What needs to be done: Please write out each of the lines below word for word, omitting the pictures.

Element location data:
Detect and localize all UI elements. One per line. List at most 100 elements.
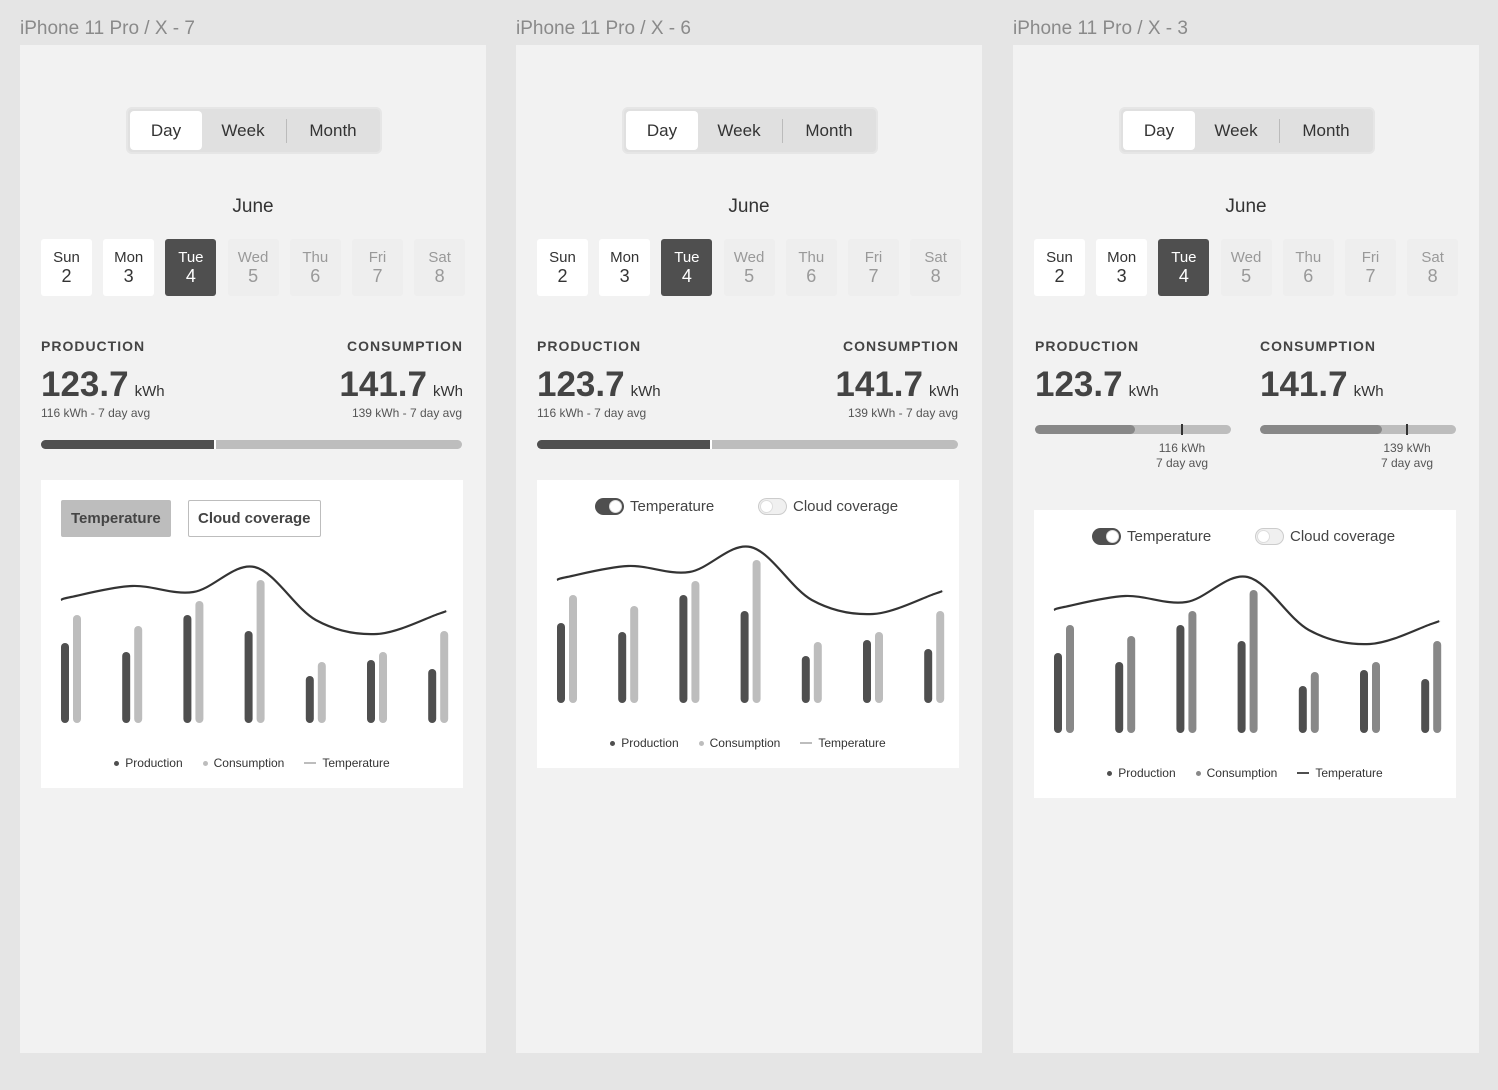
legend-temperature-label: Temperature (322, 756, 390, 770)
legend-temperature: Temperature (800, 736, 886, 750)
consumption-dot-icon (698, 740, 704, 746)
switch-off-icon[interactable] (758, 498, 787, 515)
temperature-toggle-button[interactable]: Temperature (61, 500, 171, 537)
legend-production: Production (1107, 766, 1176, 780)
consumption-bar-wed (256, 580, 265, 723)
day-number: 3 (1116, 266, 1127, 286)
consumption-bar-mon (630, 606, 639, 703)
day-name: Tue (674, 249, 700, 266)
production-bar (1035, 425, 1231, 434)
chart-legend: Production Consumption Temperature (1034, 766, 1456, 780)
day-wed[interactable]: Wed 5 (723, 239, 775, 296)
day-number: 7 (868, 266, 879, 286)
day-name: Thu (302, 249, 329, 266)
consumption-bar-mon (134, 626, 143, 723)
segment-week[interactable]: Week (717, 121, 761, 140)
day-name: Sat (1421, 249, 1444, 266)
chart-card: Temperature Cloud coverage Production Con… (41, 480, 463, 788)
production-avg-caption: 7 day avg (1155, 456, 1209, 470)
segment-month[interactable]: Month (1302, 121, 1350, 140)
day-mon[interactable]: Mon 3 (103, 239, 155, 296)
production-number: 123.7 (41, 365, 129, 404)
consumption-bar-fri (1372, 662, 1380, 733)
segment-day[interactable]: Day (1123, 111, 1195, 150)
chart-legend: Production Consumption Temperature (41, 756, 463, 770)
day-name: Fri (864, 249, 883, 266)
day-mon[interactable]: Mon 3 (599, 239, 651, 296)
day-thu[interactable]: Thu 6 (785, 239, 837, 296)
energy-chart (1053, 575, 1442, 733)
day-number: 7 (372, 266, 383, 286)
production-label: PRODUCTION (41, 338, 146, 354)
temperature-toggle[interactable]: Temperature (595, 498, 714, 515)
cloud-coverage-toggle[interactable]: Cloud coverage (758, 498, 898, 515)
day-name: Mon (610, 249, 640, 266)
month-label: June (728, 196, 770, 217)
production-unit: kWh (630, 383, 661, 400)
day-tue[interactable]: Tue 4 (1158, 239, 1210, 296)
day-name: Mon (114, 249, 144, 266)
production-vs-consumption-bar (41, 440, 462, 449)
day-sat[interactable]: Sat 8 (414, 239, 466, 296)
production-bar-sat (1421, 679, 1430, 733)
switch-off-icon[interactable] (1255, 528, 1284, 545)
consumption-number: 141.7 (339, 365, 427, 404)
cloud-coverage-toggle-button[interactable]: Cloud coverage (188, 500, 321, 537)
production-number: 123.7 (1035, 365, 1123, 404)
production-bar-sun (61, 643, 69, 723)
production-bar-tue (679, 595, 688, 703)
day-number: 6 (310, 266, 321, 286)
legend-consumption: Consumption (698, 736, 780, 750)
day-name: Sun (53, 249, 80, 266)
temperature-line (60, 565, 448, 636)
production-bar-wed (244, 631, 253, 723)
segment-day[interactable]: Day (130, 111, 202, 150)
consumption-dot-icon (1195, 770, 1201, 776)
segment-month[interactable]: Month (309, 121, 357, 140)
consumption-bar-thu (813, 642, 822, 703)
production-share-fill (537, 440, 712, 449)
day-sun[interactable]: Sun 2 (1034, 239, 1085, 296)
day-name: Fri (368, 249, 387, 266)
consumption-unit: kWh (1353, 383, 1384, 400)
day-tue[interactable]: Tue 4 (165, 239, 217, 296)
day-number: 8 (930, 266, 941, 286)
segment-week[interactable]: Week (221, 121, 265, 140)
day-sat[interactable]: Sat 8 (910, 239, 962, 296)
day-wed[interactable]: Wed 5 (227, 239, 279, 296)
day-name: Tue (1171, 249, 1197, 266)
day-fri[interactable]: Fri 7 (1345, 239, 1396, 296)
day-thu[interactable]: Thu 6 (289, 239, 341, 296)
day-number: 5 (744, 266, 755, 286)
frame-title: iPhone 11 Pro / X - 6 (516, 18, 691, 39)
day-sun[interactable]: Sun 2 (41, 239, 92, 296)
temperature-line-icon (304, 762, 317, 764)
day-fri[interactable]: Fri 7 (848, 239, 899, 296)
temperature-line (1053, 575, 1441, 646)
consumption-bar-mon (1127, 636, 1136, 733)
day-tue[interactable]: Tue 4 (661, 239, 713, 296)
day-mon[interactable]: Mon 3 (1096, 239, 1148, 296)
legend-production: Production (114, 756, 183, 770)
consumption-label: CONSUMPTION (843, 338, 959, 354)
day-number: 4 (185, 266, 196, 286)
day-thu[interactable]: Thu 6 (1282, 239, 1334, 296)
day-sun[interactable]: Sun 2 (537, 239, 588, 296)
segment-month[interactable]: Month (805, 121, 853, 140)
segment-day[interactable]: Day (626, 111, 698, 150)
day-fri[interactable]: Fri 7 (352, 239, 403, 296)
production-bar-mon (618, 632, 627, 703)
day-wed[interactable]: Wed 5 (1220, 239, 1272, 296)
segment-divider (782, 119, 783, 143)
production-bar-thu (801, 656, 810, 703)
cloud-coverage-toggle[interactable]: Cloud coverage (1255, 528, 1395, 545)
consumption-bar-wed (752, 560, 761, 703)
day-sat[interactable]: Sat 8 (1407, 239, 1459, 296)
segment-week[interactable]: Week (1214, 121, 1258, 140)
temperature-toggle[interactable]: Temperature (1092, 528, 1211, 545)
switch-on-icon[interactable] (1092, 528, 1121, 545)
switch-on-icon[interactable] (595, 498, 624, 515)
consumption-bar-thu (317, 662, 326, 723)
production-vs-consumption-bar (537, 440, 958, 449)
day-name: Thu (798, 249, 825, 266)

Solution to this problem:
Detect and localize all UI elements. One per line. List at most 100 elements.
legend-temperature-label: Temperature (322, 756, 390, 770)
legend-temperature: Temperature (800, 736, 886, 750)
consumption-dot-icon (698, 740, 704, 746)
switch-off-icon[interactable] (758, 498, 787, 515)
temperature-toggle-button[interactable]: Temperature (61, 500, 171, 537)
legend-production: Production (1107, 766, 1176, 780)
consumption-bar-wed (256, 580, 265, 723)
day-number: 3 (1116, 266, 1127, 286)
consumption-bar-mon (630, 606, 639, 703)
day-name: Tue (674, 249, 700, 266)
production-bar (1035, 425, 1231, 434)
chart-legend: Production Consumption Temperature (1034, 766, 1456, 780)
day-wed[interactable]: Wed 5 (723, 239, 775, 296)
day-number: 7 (868, 266, 879, 286)
day-name: Thu (302, 249, 329, 266)
consumption-bar-mon (134, 626, 143, 723)
segment-week[interactable]: Week (717, 121, 761, 140)
day-name: Sat (1421, 249, 1444, 266)
chart-card: Temperature Cloud coverage Production Con… (41, 480, 463, 788)
production-avg-caption: 7 day avg (1155, 456, 1209, 470)
segment-month[interactable]: Month (1302, 121, 1350, 140)
day-mon[interactable]: Mon 3 (103, 239, 155, 296)
production-number: 123.7 (41, 365, 129, 404)
consumption-bar-fri (1372, 662, 1380, 733)
segment-day[interactable]: Day (1123, 111, 1195, 150)
chart-legend: Production Consumption Temperature (41, 756, 463, 770)
day-name: Fri (864, 249, 883, 266)
day-mon[interactable]: Mon 3 (599, 239, 651, 296)
day-thu[interactable]: Thu 6 (785, 239, 837, 296)
energy-chart (1053, 575, 1442, 733)
day-number: 7 (372, 266, 383, 286)
production-label: PRODUCTION (41, 338, 146, 354)
temperature-toggle[interactable]: Temperature (595, 498, 714, 515)
cloud-coverage-toggle[interactable]: Cloud coverage (758, 498, 898, 515)
day-name: Mon (610, 249, 640, 266)
month-label: June (728, 196, 770, 217)
production-unit: kWh (630, 383, 661, 400)
day-tue[interactable]: Tue 4 (1158, 239, 1210, 296)
day-name: Mon (114, 249, 144, 266)
production-vs-consumption-bar (41, 440, 462, 449)
day-sat[interactable]: Sat 8 (414, 239, 466, 296)
production-bar-sat (1421, 679, 1430, 733)
switch-off-icon[interactable] (1255, 528, 1284, 545)
consumption-number: 141.7 (339, 365, 427, 404)
cloud-coverage-toggle-button[interactable]: Cloud coverage (188, 500, 321, 537)
production-number: 123.7 (1035, 365, 1123, 404)
production-bar-sun (61, 643, 69, 723)
production-bar-tue (679, 595, 688, 703)
day-number: 6 (310, 266, 321, 286)
legend-consumption: Consumption (698, 736, 780, 750)
day-name: Sun (53, 249, 80, 266)
temperature-line (60, 565, 448, 636)
production-bar-wed (244, 631, 253, 723)
segment-day[interactable]: Day (130, 111, 202, 150)
consumption-dot-icon (1195, 770, 1201, 776)
segment-month[interactable]: Month (309, 121, 357, 140)
consumption-bar-thu (813, 642, 822, 703)
production-share-fill (537, 440, 712, 449)
day-sun[interactable]: Sun 2 (1034, 239, 1085, 296)
day-name: Fri (368, 249, 387, 266)
consumption-unit: kWh (1353, 383, 1384, 400)
day-tue[interactable]: Tue 4 (165, 239, 217, 296)
day-number: 8 (930, 266, 941, 286)
segment-week[interactable]: Week (221, 121, 265, 140)
day-sat[interactable]: Sat 8 (910, 239, 962, 296)
day-wed[interactable]: Wed 5 (227, 239, 279, 296)
day-name: Tue (1171, 249, 1197, 266)
day-fri[interactable]: Fri 7 (1345, 239, 1396, 296)
day-thu[interactable]: Thu 6 (289, 239, 341, 296)
day-number: 5 (744, 266, 755, 286)
frame-title: iPhone 11 Pro / X - 6 (516, 18, 691, 39)
day-sun[interactable]: Sun 2 (41, 239, 92, 296)
temperature-line-icon (304, 762, 317, 764)
day-fri[interactable]: Fri 7 (848, 239, 899, 296)
temperature-line (1053, 575, 1441, 646)
consumption-bar-mon (1127, 636, 1136, 733)
day-tue[interactable]: Tue 4 (661, 239, 713, 296)
day-mon[interactable]: Mon 3 (1096, 239, 1148, 296)
legend-production: Production (114, 756, 183, 770)
consumption-label: CONSUMPTION (843, 338, 959, 354)
day-number: 4 (185, 266, 196, 286)
day-thu[interactable]: Thu 6 (1282, 239, 1334, 296)
day-sun[interactable]: Sun 2 (537, 239, 588, 296)
segment-month[interactable]: Month (805, 121, 853, 140)
segment-day[interactable]: Day (626, 111, 698, 150)
day-fri[interactable]: Fri 7 (352, 239, 403, 296)
production-bar-mon (618, 632, 627, 703)
day-wed[interactable]: Wed 5 (1220, 239, 1272, 296)
segment-divider (782, 119, 783, 143)
production-bar-thu (801, 656, 810, 703)
cloud-coverage-toggle[interactable]: Cloud coverage (1255, 528, 1395, 545)
consumption-bar-wed (752, 560, 761, 703)
day-sat[interactable]: Sat 8 (1407, 239, 1459, 296)
segment-week[interactable]: Week (1214, 121, 1258, 140)
temperature-toggle[interactable]: Temperature (1092, 528, 1211, 545)
switch-on-icon[interactable] (1092, 528, 1121, 545)
switch-on-icon[interactable] (595, 498, 624, 515)
consumption-bar-thu (317, 662, 326, 723)
production-vs-consumption-bar (537, 440, 958, 449)
day-name: Thu (798, 249, 825, 266)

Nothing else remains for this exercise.